#### Objective
Output the full material exactly as it appears here.

#### Dataset

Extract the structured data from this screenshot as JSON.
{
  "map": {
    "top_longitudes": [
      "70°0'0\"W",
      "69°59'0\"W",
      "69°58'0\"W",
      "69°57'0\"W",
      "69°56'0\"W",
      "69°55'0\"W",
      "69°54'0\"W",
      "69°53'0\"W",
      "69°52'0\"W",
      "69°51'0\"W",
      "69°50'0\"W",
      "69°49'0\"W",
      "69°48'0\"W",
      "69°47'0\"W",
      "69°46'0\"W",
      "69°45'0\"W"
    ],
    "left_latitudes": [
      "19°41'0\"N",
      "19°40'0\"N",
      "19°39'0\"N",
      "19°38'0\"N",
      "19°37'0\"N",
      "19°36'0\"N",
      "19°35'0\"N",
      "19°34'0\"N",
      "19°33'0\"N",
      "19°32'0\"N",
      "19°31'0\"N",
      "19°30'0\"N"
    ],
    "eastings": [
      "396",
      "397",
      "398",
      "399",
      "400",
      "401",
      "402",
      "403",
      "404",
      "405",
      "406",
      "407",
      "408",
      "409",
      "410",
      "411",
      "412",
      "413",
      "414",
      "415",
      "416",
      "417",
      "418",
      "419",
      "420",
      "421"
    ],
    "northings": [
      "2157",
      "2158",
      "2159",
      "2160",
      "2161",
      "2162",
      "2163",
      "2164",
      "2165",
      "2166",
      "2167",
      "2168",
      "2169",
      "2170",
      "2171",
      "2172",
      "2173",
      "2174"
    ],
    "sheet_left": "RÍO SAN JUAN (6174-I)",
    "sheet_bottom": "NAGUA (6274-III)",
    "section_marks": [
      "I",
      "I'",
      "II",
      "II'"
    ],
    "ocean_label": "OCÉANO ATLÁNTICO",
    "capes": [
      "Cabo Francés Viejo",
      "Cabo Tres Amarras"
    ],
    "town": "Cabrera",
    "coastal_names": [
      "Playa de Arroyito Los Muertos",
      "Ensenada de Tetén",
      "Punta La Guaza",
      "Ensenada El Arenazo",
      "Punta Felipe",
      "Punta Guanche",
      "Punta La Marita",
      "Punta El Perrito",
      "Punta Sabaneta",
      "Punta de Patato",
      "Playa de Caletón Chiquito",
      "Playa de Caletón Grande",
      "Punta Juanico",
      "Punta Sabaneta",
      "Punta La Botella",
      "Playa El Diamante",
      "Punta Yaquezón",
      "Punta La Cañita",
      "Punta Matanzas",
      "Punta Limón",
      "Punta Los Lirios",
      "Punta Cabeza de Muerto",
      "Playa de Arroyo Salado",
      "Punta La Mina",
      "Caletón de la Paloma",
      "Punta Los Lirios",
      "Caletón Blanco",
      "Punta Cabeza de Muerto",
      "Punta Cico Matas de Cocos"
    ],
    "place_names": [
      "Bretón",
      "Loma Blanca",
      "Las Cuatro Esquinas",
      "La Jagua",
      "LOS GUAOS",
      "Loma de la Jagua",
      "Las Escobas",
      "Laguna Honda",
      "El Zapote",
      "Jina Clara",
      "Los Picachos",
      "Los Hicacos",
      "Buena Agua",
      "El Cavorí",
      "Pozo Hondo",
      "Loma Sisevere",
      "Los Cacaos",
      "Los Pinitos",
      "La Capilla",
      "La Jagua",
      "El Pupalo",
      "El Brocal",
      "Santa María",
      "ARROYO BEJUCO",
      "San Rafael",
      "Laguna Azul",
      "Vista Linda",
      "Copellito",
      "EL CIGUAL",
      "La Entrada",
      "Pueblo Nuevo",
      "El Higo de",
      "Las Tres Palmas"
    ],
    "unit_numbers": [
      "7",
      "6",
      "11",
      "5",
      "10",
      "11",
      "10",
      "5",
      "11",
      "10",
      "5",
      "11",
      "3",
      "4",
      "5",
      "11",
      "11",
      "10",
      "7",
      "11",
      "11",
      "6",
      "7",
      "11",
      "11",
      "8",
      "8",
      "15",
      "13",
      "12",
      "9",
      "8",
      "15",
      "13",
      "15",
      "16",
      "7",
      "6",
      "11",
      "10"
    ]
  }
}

#### Response for this exercise
Extract the structured data from this screenshot as JSON.
{
  "map": {
    "top_longitudes": [
      "70°0'0\"W",
      "69°59'0\"W",
      "69°58'0\"W",
      "69°57'0\"W",
      "69°56'0\"W",
      "69°55'0\"W",
      "69°54'0\"W",
      "69°53'0\"W",
      "69°52'0\"W",
      "69°51'0\"W",
      "69°50'0\"W",
      "69°49'0\"W",
      "69°48'0\"W",
      "69°47'0\"W",
      "69°46'0\"W",
      "69°45'0\"W"
    ],
    "left_latitudes": [
      "19°41'0\"N",
      "19°40'0\"N",
      "19°39'0\"N",
      "19°38'0\"N",
      "19°37'0\"N",
      "19°36'0\"N",
      "19°35'0\"N",
      "19°34'0\"N",
      "19°33'0\"N",
      "19°32'0\"N",
      "19°31'0\"N",
      "19°30'0\"N"
    ],
    "eastings": [
      "396",
      "397",
      "398",
      "399",
      "400",
      "401",
      "402",
      "403",
      "404",
      "405",
      "406",
      "407",
      "408",
      "409",
      "410",
      "411",
      "412",
      "413",
      "414",
      "415",
      "416",
      "417",
      "418",
      "419",
      "420",
      "421"
    ],
    "northings": [
      "2157",
      "2158",
      "2159",
      "2160",
      "2161",
      "2162",
      "2163",
      "2164",
      "2165",
      "2166",
      "2167",
      "2168",
      "2169",
      "2170",
      "2171",
      "2172",
      "2173",
      "2174"
    ],
    "sheet_left": "RÍO SAN JUAN (6174-I)",
    "sheet_bottom": "NAGUA (6274-III)",
    "section_marks": [
      "I",
      "I'",
      "II",
      "II'"
    ],
    "ocean_label": "OCÉANO ATLÁNTICO",
    "capes": [
      "Cabo Francés Viejo",
      "Cabo Tres Amarras"
    ],
    "town": "Cabrera",
    "coastal_names": [
      "Playa de Arroyito Los Muertos",
      "Ensenada de Tetén",
      "Punta La Guaza",
      "Ensenada El Arenazo",
      "Punta Felipe",
      "Punta Guanche",
      "Punta La Marita",
      "Punta El Perrito",
      "Punta Sabaneta",
      "Punta de Patato",
      "Playa de Caletón Chiquito",
      "Playa de Caletón Grande",
      "Punta Juanico",
      "Punta Sabaneta",
      "Punta La Botella",
      "Playa El Diamante",
      "Punta Yaquezón",
      "Punta La Cañita",
      "Punta Matanzas",
      "Punta Limón",
      "Punta Los Lirios",
      "Punta Cabeza de Muerto",
      "Playa de Arroyo Salado",
      "Punta La Mina",
      "Caletón de la Paloma",
      "Punta Los Lirios",
      "Caletón Blanco",
      "Punta Cabeza de Muerto",
      "Punta Cico Matas de Cocos"
    ],
    "place_names": [
      "Bretón",
      "Loma Blanca",
      "Las Cuatro Esquinas",
      "La Jagua",
      "LOS GUAOS",
      "Loma de la Jagua",
      "Las Escobas",
      "Laguna Honda",
      "El Zapote",
      "Jina Clara",
      "Los Picachos",
      "Los Hicacos",
      "Buena Agua",
      "El Cavorí",
      "Pozo Hondo",
      "Loma Sisevere",
      "Los Cacaos",
      "Los Pinitos",
      "La Capilla",
      "La Jagua",
      "El Pupalo",
      "El Brocal",
      "Santa María",
      "ARROYO BEJUCO",
      "San Rafael",
      "Laguna Azul",
      "Vista Linda",
      "Copellito",
      "EL CIGUAL",
      "La Entrada",
      "Pueblo Nuevo",
      "El Higo de",
      "Las Tres Palmas"
    ],
    "unit_numbers": [
      "7",
      "6",
      "11",
      "5",
      "10",
      "11",
      "10",
      "5",
      "11",
      "10",
      "5",
      "11",
      "3",
      "4",
      "5",
      "11",
      "11",
      "10",
      "7",
      "11",
      "11",
      "6",
      "7",
      "11",
      "11",
      "8",
      "8",
      "15",
      "13",
      "12",
      "9",
      "8",
      "15",
      "13",
      "15",
      "16",
      "7",
      "6",
      "11",
      "10"
    ]
  }
}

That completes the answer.